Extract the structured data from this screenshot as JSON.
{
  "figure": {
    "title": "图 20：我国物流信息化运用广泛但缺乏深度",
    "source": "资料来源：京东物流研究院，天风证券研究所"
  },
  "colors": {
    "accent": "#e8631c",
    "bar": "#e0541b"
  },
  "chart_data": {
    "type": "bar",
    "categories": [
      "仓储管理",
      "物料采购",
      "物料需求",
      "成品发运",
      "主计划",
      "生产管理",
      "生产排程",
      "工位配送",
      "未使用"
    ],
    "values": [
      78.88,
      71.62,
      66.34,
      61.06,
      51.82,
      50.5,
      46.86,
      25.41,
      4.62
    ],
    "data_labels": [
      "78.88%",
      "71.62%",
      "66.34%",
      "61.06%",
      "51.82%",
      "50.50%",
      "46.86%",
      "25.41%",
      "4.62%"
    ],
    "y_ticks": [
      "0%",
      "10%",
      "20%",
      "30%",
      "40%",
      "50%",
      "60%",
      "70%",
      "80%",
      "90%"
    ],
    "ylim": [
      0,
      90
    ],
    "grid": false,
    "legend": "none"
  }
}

--

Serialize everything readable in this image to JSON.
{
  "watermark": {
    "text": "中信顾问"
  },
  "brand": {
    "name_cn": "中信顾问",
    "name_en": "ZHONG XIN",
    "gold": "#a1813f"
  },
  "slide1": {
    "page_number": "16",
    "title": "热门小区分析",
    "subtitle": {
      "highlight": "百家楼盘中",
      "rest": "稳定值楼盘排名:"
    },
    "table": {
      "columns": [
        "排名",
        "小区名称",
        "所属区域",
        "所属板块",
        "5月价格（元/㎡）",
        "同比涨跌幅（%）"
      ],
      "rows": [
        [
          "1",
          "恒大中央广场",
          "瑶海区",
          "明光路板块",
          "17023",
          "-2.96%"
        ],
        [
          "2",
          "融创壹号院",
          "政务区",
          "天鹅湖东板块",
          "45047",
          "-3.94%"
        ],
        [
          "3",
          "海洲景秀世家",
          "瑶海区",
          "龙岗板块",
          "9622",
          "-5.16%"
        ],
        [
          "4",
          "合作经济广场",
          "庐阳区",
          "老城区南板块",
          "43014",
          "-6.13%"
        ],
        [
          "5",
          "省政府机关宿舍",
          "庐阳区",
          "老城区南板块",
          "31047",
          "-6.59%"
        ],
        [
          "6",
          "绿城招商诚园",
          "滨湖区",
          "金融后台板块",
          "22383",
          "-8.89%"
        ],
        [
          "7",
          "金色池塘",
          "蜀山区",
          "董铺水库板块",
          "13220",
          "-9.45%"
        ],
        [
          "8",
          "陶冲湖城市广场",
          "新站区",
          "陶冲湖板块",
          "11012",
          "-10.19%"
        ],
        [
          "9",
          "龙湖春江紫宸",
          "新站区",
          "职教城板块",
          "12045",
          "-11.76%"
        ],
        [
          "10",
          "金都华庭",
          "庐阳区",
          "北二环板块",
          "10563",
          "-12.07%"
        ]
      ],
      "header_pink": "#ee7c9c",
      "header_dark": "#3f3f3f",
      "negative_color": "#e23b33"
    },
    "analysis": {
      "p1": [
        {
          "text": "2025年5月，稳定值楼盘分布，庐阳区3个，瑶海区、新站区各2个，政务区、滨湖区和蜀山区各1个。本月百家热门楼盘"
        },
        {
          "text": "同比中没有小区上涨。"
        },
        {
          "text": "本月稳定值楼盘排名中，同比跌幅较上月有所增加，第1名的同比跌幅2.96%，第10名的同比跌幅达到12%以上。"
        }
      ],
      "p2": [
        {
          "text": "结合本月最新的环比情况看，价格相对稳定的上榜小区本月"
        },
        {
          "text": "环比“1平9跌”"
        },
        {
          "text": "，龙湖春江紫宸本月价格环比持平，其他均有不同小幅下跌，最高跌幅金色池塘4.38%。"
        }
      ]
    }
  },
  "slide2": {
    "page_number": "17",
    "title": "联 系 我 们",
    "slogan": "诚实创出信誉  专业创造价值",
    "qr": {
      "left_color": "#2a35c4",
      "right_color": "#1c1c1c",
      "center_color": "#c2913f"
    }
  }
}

...

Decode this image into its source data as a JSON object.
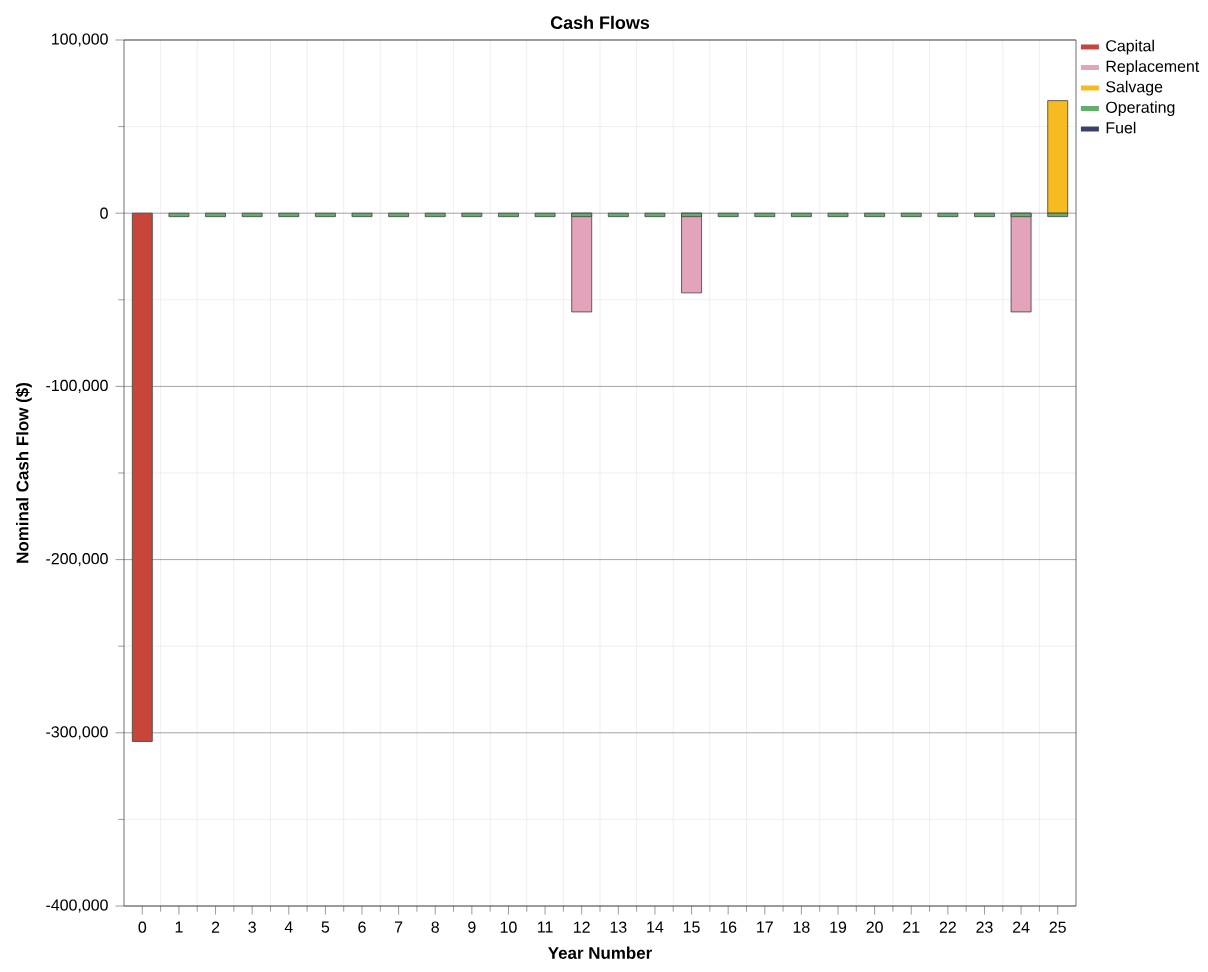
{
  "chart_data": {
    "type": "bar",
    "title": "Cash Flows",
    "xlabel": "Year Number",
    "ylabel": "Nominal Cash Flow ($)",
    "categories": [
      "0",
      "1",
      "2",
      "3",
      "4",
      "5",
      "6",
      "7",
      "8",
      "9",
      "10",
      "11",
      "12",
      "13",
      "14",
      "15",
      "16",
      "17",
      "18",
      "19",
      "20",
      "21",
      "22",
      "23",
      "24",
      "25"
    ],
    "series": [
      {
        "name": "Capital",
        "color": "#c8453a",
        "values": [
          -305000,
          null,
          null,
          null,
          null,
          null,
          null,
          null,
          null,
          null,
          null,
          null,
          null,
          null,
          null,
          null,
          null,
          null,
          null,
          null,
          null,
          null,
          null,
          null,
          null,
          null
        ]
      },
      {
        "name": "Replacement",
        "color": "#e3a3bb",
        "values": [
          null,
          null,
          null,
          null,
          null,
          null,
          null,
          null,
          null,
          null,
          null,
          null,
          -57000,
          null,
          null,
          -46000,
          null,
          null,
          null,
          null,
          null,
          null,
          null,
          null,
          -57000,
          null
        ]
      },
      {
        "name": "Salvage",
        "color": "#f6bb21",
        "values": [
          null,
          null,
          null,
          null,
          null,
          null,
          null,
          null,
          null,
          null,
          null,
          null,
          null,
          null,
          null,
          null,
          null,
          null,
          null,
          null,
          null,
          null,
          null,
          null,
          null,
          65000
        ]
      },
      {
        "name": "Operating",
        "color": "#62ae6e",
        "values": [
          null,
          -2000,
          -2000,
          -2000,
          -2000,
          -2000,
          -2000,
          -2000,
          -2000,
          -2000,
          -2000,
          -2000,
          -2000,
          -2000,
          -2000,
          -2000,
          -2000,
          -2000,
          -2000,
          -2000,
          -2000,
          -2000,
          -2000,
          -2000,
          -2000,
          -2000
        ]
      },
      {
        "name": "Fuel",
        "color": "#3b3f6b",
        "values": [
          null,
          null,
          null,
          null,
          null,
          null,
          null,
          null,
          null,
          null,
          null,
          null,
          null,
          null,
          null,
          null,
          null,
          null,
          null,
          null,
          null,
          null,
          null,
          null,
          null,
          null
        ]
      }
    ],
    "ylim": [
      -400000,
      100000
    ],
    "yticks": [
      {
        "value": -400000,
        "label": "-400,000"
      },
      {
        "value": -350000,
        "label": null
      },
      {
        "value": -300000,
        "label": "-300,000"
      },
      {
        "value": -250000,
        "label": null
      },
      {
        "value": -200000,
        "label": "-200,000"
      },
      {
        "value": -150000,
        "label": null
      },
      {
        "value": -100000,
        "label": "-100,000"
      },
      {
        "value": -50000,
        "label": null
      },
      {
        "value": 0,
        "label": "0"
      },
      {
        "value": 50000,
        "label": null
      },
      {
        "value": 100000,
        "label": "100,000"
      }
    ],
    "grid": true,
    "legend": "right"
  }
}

» Task: Gather and return every line that holds the string "Cash".

» Exercise response:
    "title": "Cash Flows",
    "ylabel": "Nominal Cash Flow ($)",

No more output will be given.